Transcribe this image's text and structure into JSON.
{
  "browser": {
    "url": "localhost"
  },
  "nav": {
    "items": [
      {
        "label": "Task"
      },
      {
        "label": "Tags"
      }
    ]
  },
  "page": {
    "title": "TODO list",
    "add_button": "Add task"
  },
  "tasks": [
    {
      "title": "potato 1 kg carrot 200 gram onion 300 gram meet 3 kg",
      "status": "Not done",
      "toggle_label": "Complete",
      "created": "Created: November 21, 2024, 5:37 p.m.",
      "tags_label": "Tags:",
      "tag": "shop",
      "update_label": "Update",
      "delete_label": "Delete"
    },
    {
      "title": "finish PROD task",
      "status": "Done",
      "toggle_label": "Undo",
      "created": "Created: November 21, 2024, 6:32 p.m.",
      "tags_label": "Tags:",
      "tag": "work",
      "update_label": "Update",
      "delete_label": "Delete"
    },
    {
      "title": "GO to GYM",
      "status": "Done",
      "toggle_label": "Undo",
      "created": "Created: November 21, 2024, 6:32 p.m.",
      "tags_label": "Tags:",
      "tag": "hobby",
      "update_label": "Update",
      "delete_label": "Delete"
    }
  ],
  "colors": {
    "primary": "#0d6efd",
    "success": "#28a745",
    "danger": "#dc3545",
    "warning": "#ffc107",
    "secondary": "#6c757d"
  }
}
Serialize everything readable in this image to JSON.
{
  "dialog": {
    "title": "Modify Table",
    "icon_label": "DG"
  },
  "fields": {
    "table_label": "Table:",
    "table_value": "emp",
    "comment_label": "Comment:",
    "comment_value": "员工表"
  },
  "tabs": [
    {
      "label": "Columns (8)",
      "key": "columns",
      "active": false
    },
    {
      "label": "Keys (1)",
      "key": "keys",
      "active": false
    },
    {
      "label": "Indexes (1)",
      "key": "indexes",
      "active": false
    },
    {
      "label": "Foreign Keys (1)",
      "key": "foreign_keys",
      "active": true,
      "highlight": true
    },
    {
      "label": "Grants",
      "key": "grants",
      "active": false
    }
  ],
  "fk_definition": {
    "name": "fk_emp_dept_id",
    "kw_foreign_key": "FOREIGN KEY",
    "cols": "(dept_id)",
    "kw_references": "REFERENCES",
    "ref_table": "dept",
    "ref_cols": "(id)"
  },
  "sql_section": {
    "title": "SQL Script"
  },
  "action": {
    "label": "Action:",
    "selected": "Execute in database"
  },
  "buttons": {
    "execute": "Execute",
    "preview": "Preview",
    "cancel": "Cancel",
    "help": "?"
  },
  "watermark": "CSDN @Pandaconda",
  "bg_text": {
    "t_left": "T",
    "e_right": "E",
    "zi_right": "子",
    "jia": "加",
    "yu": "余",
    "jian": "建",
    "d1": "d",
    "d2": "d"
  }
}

§ §

Return each line among the entries that holds the word "JSON".

### Correct output:
Transcribe this image's text and structure into JSON.
Serialize everything readable in this image to JSON.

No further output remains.